■ Task prompt: The complete listing should be restated exactly.

■ Records for processing:
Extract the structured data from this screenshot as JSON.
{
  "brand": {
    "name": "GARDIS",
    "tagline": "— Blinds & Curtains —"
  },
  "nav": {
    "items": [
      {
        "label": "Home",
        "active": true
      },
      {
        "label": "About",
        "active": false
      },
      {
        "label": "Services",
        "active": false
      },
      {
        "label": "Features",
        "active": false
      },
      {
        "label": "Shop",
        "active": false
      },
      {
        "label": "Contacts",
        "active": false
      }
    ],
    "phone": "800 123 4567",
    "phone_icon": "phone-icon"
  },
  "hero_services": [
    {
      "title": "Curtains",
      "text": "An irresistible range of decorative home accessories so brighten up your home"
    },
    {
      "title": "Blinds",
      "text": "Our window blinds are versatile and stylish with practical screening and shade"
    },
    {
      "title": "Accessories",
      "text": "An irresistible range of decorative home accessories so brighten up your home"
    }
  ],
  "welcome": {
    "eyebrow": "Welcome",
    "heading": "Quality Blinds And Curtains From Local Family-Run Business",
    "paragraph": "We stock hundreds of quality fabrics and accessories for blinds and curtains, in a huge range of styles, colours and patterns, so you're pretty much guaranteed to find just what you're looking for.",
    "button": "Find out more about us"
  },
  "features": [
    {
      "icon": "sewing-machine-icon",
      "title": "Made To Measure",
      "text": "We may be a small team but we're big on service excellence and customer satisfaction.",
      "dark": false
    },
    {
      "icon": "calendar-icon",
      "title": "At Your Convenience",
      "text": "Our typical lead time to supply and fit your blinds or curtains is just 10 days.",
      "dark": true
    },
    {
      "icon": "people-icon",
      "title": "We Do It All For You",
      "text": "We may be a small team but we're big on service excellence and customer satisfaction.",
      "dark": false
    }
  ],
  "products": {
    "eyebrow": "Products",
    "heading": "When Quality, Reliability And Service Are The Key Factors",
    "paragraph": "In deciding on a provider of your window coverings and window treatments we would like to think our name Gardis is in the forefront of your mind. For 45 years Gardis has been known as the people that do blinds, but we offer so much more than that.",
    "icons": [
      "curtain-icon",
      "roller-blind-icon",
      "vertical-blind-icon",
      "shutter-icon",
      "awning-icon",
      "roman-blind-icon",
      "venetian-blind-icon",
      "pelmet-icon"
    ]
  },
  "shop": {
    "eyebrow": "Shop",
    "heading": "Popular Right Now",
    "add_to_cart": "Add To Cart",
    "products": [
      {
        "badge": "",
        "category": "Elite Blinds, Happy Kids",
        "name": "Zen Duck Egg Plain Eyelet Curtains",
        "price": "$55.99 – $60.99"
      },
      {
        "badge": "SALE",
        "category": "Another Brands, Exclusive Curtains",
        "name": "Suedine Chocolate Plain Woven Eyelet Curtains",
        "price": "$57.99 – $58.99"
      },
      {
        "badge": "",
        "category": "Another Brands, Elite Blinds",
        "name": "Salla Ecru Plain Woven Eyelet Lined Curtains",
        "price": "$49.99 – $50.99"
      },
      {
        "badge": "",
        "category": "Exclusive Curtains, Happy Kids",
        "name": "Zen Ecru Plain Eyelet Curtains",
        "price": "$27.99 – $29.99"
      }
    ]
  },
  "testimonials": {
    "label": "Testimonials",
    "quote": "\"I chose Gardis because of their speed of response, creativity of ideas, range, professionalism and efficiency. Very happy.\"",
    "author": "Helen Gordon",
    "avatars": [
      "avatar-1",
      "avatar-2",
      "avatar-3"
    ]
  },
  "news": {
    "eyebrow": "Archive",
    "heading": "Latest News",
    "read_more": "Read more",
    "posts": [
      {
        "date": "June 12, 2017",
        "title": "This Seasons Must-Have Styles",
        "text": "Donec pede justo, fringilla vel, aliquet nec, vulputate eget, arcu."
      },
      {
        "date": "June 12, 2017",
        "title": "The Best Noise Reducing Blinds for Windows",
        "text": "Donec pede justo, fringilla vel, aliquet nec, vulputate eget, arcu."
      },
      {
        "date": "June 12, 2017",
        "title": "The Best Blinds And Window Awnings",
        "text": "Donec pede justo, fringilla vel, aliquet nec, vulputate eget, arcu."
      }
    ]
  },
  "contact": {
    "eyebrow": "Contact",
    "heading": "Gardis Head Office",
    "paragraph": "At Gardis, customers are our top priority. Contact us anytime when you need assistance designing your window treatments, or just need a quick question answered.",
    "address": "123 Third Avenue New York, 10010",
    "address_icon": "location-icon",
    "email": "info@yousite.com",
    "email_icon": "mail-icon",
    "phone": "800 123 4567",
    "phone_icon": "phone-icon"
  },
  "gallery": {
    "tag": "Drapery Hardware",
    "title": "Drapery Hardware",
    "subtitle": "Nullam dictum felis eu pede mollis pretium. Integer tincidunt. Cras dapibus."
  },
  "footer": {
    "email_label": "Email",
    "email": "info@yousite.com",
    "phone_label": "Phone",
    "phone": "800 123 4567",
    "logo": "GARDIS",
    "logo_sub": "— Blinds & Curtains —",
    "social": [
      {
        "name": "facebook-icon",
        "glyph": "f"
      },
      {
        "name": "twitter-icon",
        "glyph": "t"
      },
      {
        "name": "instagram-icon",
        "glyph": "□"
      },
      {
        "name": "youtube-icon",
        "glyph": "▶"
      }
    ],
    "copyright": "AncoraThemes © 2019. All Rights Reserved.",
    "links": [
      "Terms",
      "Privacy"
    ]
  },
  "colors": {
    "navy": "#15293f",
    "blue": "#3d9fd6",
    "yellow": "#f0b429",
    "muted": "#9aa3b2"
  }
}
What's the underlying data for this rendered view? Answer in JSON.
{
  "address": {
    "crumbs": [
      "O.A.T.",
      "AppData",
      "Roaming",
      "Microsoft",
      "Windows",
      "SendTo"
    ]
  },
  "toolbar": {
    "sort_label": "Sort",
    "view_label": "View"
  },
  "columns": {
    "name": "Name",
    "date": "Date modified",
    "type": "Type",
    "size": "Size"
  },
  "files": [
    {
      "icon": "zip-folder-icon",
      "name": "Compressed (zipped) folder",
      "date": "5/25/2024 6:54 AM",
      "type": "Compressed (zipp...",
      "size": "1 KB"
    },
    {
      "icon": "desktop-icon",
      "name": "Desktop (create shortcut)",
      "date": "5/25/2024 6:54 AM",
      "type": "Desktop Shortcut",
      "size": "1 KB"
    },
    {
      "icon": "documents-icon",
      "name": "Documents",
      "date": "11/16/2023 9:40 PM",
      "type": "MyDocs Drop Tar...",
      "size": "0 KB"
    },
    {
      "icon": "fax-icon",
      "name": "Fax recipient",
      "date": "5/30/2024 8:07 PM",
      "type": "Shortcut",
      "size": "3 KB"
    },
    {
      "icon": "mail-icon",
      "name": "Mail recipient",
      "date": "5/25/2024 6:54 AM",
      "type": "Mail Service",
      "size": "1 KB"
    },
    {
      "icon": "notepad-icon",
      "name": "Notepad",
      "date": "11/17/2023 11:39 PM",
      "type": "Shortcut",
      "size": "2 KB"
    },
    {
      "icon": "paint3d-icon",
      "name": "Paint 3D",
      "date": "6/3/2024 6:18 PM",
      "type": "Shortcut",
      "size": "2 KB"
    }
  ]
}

■ Task solution:
Extract the structured data from this screenshot as JSON.
{
  "brand": {
    "name": "GARDIS",
    "tagline": "— Blinds & Curtains —"
  },
  "nav": {
    "items": [
      {
        "label": "Home",
        "active": true
      },
      {
        "label": "About",
        "active": false
      },
      {
        "label": "Services",
        "active": false
      },
      {
        "label": "Features",
        "active": false
      },
      {
        "label": "Shop",
        "active": false
      },
      {
        "label": "Contacts",
        "active": false
      }
    ],
    "phone": "800 123 4567",
    "phone_icon": "phone-icon"
  },
  "hero_services": [
    {
      "title": "Curtains",
      "text": "An irresistible range of decorative home accessories so brighten up your home"
    },
    {
      "title": "Blinds",
      "text": "Our window blinds are versatile and stylish with practical screening and shade"
    },
    {
      "title": "Accessories",
      "text": "An irresistible range of decorative home accessories so brighten up your home"
    }
  ],
  "welcome": {
    "eyebrow": "Welcome",
    "heading": "Quality Blinds And Curtains From Local Family-Run Business",
    "paragraph": "We stock hundreds of quality fabrics and accessories for blinds and curtains, in a huge range of styles, colours and patterns, so you're pretty much guaranteed to find just what you're looking for.",
    "button": "Find out more about us"
  },
  "features": [
    {
      "icon": "sewing-machine-icon",
      "title": "Made To Measure",
      "text": "We may be a small team but we're big on service excellence and customer satisfaction.",
      "dark": false
    },
    {
      "icon": "calendar-icon",
      "title": "At Your Convenience",
      "text": "Our typical lead time to supply and fit your blinds or curtains is just 10 days.",
      "dark": true
    },
    {
      "icon": "people-icon",
      "title": "We Do It All For You",
      "text": "We may be a small team but we're big on service excellence and customer satisfaction.",
      "dark": false
    }
  ],
  "products": {
    "eyebrow": "Products",
    "heading": "When Quality, Reliability And Service Are The Key Factors",
    "paragraph": "In deciding on a provider of your window coverings and window treatments we would like to think our name Gardis is in the forefront of your mind. For 45 years Gardis has been known as the people that do blinds, but we offer so much more than that.",
    "icons": [
      "curtain-icon",
      "roller-blind-icon",
      "vertical-blind-icon",
      "shutter-icon",
      "awning-icon",
      "roman-blind-icon",
      "venetian-blind-icon",
      "pelmet-icon"
    ]
  },
  "shop": {
    "eyebrow": "Shop",
    "heading": "Popular Right Now",
    "add_to_cart": "Add To Cart",
    "products": [
      {
        "badge": "",
        "category": "Elite Blinds, Happy Kids",
        "name": "Zen Duck Egg Plain Eyelet Curtains",
        "price": "$55.99 – $60.99"
      },
      {
        "badge": "SALE",
        "category": "Another Brands, Exclusive Curtains",
        "name": "Suedine Chocolate Plain Woven Eyelet Curtains",
        "price": "$57.99 – $58.99"
      },
      {
        "badge": "",
        "category": "Another Brands, Elite Blinds",
        "name": "Salla Ecru Plain Woven Eyelet Lined Curtains",
        "price": "$49.99 – $50.99"
      },
      {
        "badge": "",
        "category": "Exclusive Curtains, Happy Kids",
        "name": "Zen Ecru Plain Eyelet Curtains",
        "price": "$27.99 – $29.99"
      }
    ]
  },
  "testimonials": {
    "label": "Testimonials",
    "quote": "\"I chose Gardis because of their speed of response, creativity of ideas, range, professionalism and efficiency. Very happy.\"",
    "author": "Helen Gordon",
    "avatars": [
      "avatar-1",
      "avatar-2",
      "avatar-3"
    ]
  },
  "news": {
    "eyebrow": "Archive",
    "heading": "Latest News",
    "read_more": "Read more",
    "posts": [
      {
        "date": "June 12, 2017",
        "title": "This Seasons Must-Have Styles",
        "text": "Donec pede justo, fringilla vel, aliquet nec, vulputate eget, arcu."
      },
      {
        "date": "June 12, 2017",
        "title": "The Best Noise Reducing Blinds for Windows",
        "text": "Donec pede justo, fringilla vel, aliquet nec, vulputate eget, arcu."
      },
      {
        "date": "June 12, 2017",
        "title": "The Best Blinds And Window Awnings",
        "text": "Donec pede justo, fringilla vel, aliquet nec, vulputate eget, arcu."
      }
    ]
  },
  "contact": {
    "eyebrow": "Contact",
    "heading": "Gardis Head Office",
    "paragraph": "At Gardis, customers are our top priority. Contact us anytime when you need assistance designing your window treatments, or just need a quick question answered.",
    "address": "123 Third Avenue New York, 10010",
    "address_icon": "location-icon",
    "email": "info@yousite.com",
    "email_icon": "mail-icon",
    "phone": "800 123 4567",
    "phone_icon": "phone-icon"
  },
  "gallery": {
    "tag": "Drapery Hardware",
    "title": "Drapery Hardware",
    "subtitle": "Nullam dictum felis eu pede mollis pretium. Integer tincidunt. Cras dapibus."
  },
  "footer": {
    "email_label": "Email",
    "email": "info@yousite.com",
    "phone_label": "Phone",
    "phone": "800 123 4567",
    "logo": "GARDIS",
    "logo_sub": "— Blinds & Curtains —",
    "social": [
      {
        "name": "facebook-icon",
        "glyph": "f"
      },
      {
        "name": "twitter-icon",
        "glyph": "t"
      },
      {
        "name": "instagram-icon",
        "glyph": "□"
      },
      {
        "name": "youtube-icon",
        "glyph": "▶"
      }
    ],
    "copyright": "AncoraThemes © 2019. All Rights Reserved.",
    "links": [
      "Terms",
      "Privacy"
    ]
  },
  "colors": {
    "navy": "#15293f",
    "blue": "#3d9fd6",
    "yellow": "#f0b429",
    "muted": "#9aa3b2"
  }
}
What's the underlying data for this rendered view? Answer in JSON.
{
  "address": {
    "crumbs": [
      "O.A.T.",
      "AppData",
      "Roaming",
      "Microsoft",
      "Windows",
      "SendTo"
    ]
  },
  "toolbar": {
    "sort_label": "Sort",
    "view_label": "View"
  },
  "columns": {
    "name": "Name",
    "date": "Date modified",
    "type": "Type",
    "size": "Size"
  },
  "files": [
    {
      "icon": "zip-folder-icon",
      "name": "Compressed (zipped) folder",
      "date": "5/25/2024 6:54 AM",
      "type": "Compressed (zipp...",
      "size": "1 KB"
    },
    {
      "icon": "desktop-icon",
      "name": "Desktop (create shortcut)",
      "date": "5/25/2024 6:54 AM",
      "type": "Desktop Shortcut",
      "size": "1 KB"
    },
    {
      "icon": "documents-icon",
      "name": "Documents",
      "date": "11/16/2023 9:40 PM",
      "type": "MyDocs Drop Tar...",
      "size": "0 KB"
    },
    {
      "icon": "fax-icon",
      "name": "Fax recipient",
      "date": "5/30/2024 8:07 PM",
      "type": "Shortcut",
      "size": "3 KB"
    },
    {
      "icon": "mail-icon",
      "name": "Mail recipient",
      "date": "5/25/2024 6:54 AM",
      "type": "Mail Service",
      "size": "1 KB"
    },
    {
      "icon": "notepad-icon",
      "name": "Notepad",
      "date": "11/17/2023 11:39 PM",
      "type": "Shortcut",
      "size": "2 KB"
    },
    {
      "icon": "paint3d-icon",
      "name": "Paint 3D",
      "date": "6/3/2024 6:18 PM",
      "type": "Shortcut",
      "size": "2 KB"
    }
  ]
}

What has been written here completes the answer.